**Task directions:**
Give back all the data exactly, line by line.

**Data excerpts:**
□ □ □ □
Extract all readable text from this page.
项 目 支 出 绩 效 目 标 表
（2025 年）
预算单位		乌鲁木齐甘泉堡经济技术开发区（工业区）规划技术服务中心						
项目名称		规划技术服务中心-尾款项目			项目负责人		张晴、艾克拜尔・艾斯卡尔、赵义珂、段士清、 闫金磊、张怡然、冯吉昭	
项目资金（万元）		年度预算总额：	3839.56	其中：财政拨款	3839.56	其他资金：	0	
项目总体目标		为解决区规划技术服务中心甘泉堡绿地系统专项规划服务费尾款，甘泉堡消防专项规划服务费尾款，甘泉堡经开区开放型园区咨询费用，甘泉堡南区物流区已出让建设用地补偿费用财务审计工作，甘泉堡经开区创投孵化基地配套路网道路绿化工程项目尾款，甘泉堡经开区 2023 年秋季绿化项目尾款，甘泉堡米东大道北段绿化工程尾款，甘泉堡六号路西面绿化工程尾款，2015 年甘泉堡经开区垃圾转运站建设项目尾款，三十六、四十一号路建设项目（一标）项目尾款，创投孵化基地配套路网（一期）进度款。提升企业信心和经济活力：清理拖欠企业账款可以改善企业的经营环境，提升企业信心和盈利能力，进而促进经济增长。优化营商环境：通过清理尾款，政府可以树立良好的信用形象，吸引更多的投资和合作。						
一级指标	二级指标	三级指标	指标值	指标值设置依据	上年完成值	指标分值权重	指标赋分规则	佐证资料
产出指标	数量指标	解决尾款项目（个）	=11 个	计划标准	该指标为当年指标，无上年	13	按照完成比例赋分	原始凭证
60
□ □ □ □
**Final answer:**
Extract all readable text from this page.
项 目 支 出 绩 效 目 标 表
（2025 年）
预算单位		乌鲁木齐甘泉堡经济技术开发区（工业区）规划技术服务中心						
项目名称		规划技术服务中心-尾款项目			项目负责人		张晴、艾克拜尔・艾斯卡尔、赵义珂、段士清、 闫金磊、张怡然、冯吉昭	
项目资金（万元）		年度预算总额：	3839.56	其中：财政拨款	3839.56	其他资金：	0	
项目总体目标		为解决区规划技术服务中心甘泉堡绿地系统专项规划服务费尾款，甘泉堡消防专项规划服务费尾款，甘泉堡经开区开放型园区咨询费用，甘泉堡南区物流区已出让建设用地补偿费用财务审计工作，甘泉堡经开区创投孵化基地配套路网道路绿化工程项目尾款，甘泉堡经开区 2023 年秋季绿化项目尾款，甘泉堡米东大道北段绿化工程尾款，甘泉堡六号路西面绿化工程尾款，2015 年甘泉堡经开区垃圾转运站建设项目尾款，三十六、四十一号路建设项目（一标）项目尾款，创投孵化基地配套路网（一期）进度款。提升企业信心和经济活力：清理拖欠企业账款可以改善企业的经营环境，提升企业信心和盈利能力，进而促进经济增长。优化营商环境：通过清理尾款，政府可以树立良好的信用形象，吸引更多的投资和合作。						
一级指标	二级指标	三级指标	指标值	指标值设置依据	上年完成值	指标分值权重	指标赋分规则	佐证资料
产出指标	数量指标	解决尾款项目（个）	=11 个	计划标准	该指标为当年指标，无上年	13	按照完成比例赋分	原始凭证
60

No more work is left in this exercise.